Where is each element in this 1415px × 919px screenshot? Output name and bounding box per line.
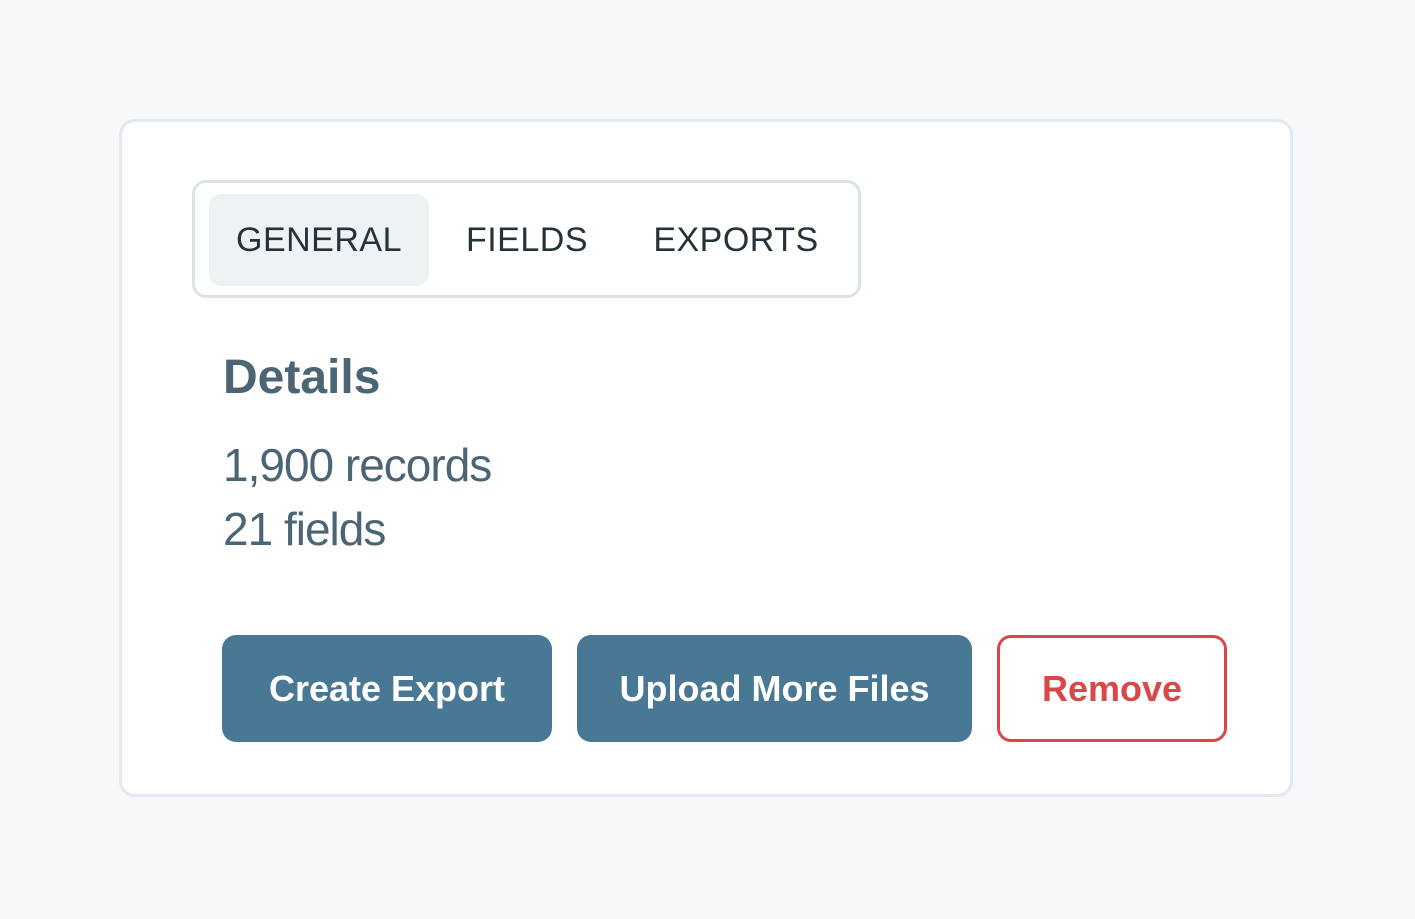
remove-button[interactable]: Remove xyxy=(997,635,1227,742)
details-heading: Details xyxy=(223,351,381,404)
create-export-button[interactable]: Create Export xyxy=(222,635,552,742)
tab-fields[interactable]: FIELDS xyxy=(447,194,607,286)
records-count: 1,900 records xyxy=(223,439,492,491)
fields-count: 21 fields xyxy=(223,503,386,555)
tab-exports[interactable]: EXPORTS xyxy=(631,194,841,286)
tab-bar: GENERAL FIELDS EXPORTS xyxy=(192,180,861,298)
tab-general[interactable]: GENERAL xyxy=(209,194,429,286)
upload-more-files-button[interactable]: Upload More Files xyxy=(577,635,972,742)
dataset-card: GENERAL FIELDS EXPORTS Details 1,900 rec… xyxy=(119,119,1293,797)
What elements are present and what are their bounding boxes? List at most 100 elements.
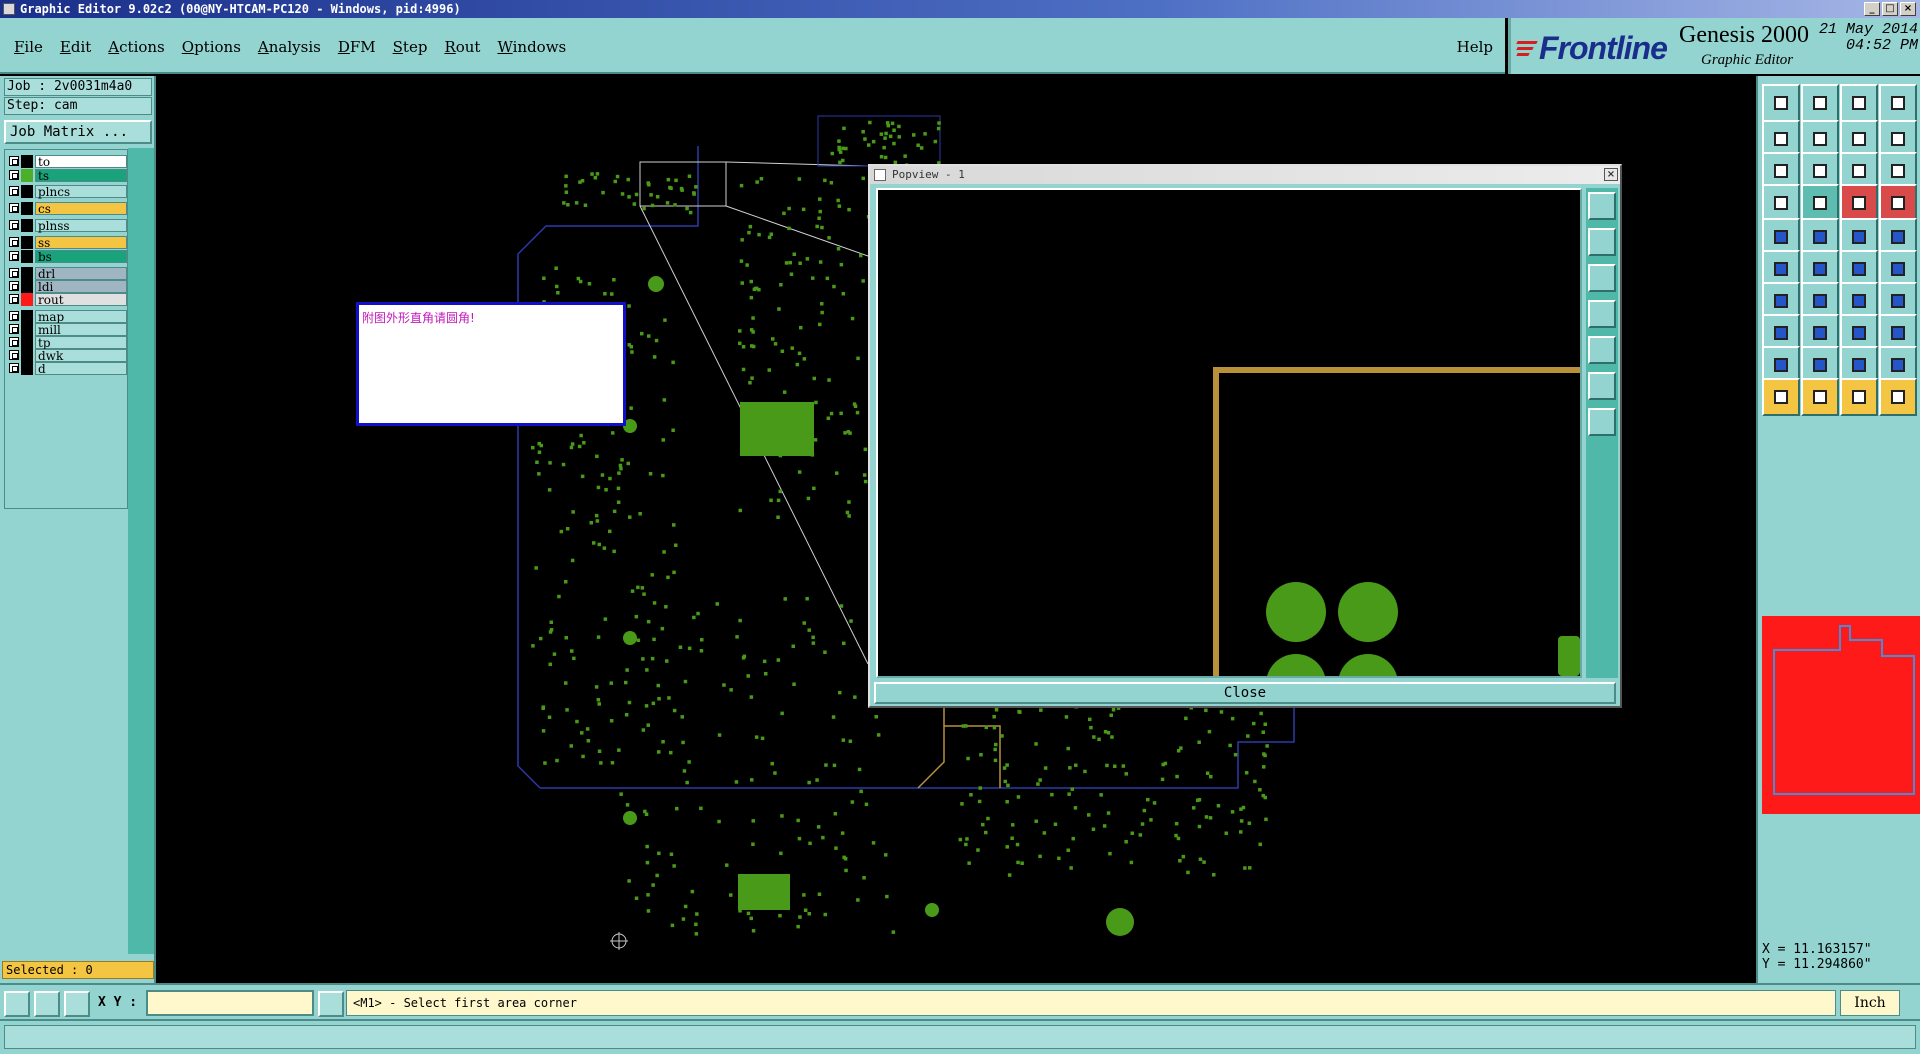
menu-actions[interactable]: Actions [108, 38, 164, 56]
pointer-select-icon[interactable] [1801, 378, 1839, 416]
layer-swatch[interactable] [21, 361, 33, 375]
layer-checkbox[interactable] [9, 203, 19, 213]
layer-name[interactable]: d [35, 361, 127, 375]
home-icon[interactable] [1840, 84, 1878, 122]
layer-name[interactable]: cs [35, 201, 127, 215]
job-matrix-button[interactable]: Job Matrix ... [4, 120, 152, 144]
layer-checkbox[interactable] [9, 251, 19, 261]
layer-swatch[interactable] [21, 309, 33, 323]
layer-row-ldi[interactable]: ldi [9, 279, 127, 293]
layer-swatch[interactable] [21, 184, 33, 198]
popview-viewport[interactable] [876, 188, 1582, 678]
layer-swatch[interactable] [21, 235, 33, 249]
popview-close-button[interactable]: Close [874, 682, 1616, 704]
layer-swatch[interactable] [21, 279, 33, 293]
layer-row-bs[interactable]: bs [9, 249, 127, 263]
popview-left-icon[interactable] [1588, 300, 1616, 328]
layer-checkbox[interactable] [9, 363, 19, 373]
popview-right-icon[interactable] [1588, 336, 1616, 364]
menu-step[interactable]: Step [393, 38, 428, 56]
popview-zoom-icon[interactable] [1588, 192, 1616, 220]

********************

Starting with the line that contains "remove-button[interactable]: Remove xyxy=(997,635,1227,742)" and going on through the line that contains "What elements are", write those lines of the material out again with "interactable" changed to "clickable" and everything else left the same.

- _WRITTEN SOLUTION_
remove-button[clickable]: Remove xyxy=(997,635,1227,742)
details-heading: Details xyxy=(223,351,381,404)
create-export-button[clickable]: Create Export xyxy=(222,635,552,742)
tab-fields[clickable]: FIELDS xyxy=(447,194,607,286)
records-count: 1,900 records xyxy=(223,439,492,491)
fields-count: 21 fields xyxy=(223,503,386,555)
tab-exports[clickable]: EXPORTS xyxy=(631,194,841,286)
tab-bar: GENERAL FIELDS EXPORTS xyxy=(192,180,861,298)
tab-general[clickable]: GENERAL xyxy=(209,194,429,286)
upload-more-files-button[clickable]: Upload More Files xyxy=(577,635,972,742)
dataset-card: GENERAL FIELDS EXPORTS Details 1,900 rec… xyxy=(119,119,1293,797)
What elements are present and what are their bounding boxes? List at most 100 elements.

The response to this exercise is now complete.